Requirements:
Extract all data as written.
** Start **
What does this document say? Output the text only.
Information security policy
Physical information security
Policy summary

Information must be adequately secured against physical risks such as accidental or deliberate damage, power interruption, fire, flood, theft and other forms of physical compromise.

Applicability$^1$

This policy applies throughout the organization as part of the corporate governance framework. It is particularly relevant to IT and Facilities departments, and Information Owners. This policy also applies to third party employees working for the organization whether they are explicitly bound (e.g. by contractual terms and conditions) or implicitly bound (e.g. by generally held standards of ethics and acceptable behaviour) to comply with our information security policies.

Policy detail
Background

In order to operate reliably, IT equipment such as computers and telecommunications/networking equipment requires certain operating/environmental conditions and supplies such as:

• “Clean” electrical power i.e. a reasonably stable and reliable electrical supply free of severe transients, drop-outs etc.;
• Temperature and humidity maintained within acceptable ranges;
** End **
Solution for this exercise:
What does this document say? Output the text only.
Information security policy
Physical information security
Policy summary

Information must be adequately secured against physical risks such as accidental or deliberate damage, power interruption, fire, flood, theft and other forms of physical compromise.

Applicability$^1$

This policy applies throughout the organization as part of the corporate governance framework. It is particularly relevant to IT and Facilities departments, and Information Owners. This policy also applies to third party employees working for the organization whether they are explicitly bound (e.g. by contractual terms and conditions) or implicitly bound (e.g. by generally held standards of ethics and acceptable behaviour) to comply with our information security policies.

Policy detail
Background

In order to operate reliably, IT equipment such as computers and telecommunications/networking equipment requires certain operating/environmental conditions and supplies such as:

• “Clean” electrical power i.e. a reasonably stable and reliable electrical supply free of severe transients, drop-outs etc.;
• Temperature and humidity maintained within acceptable ranges;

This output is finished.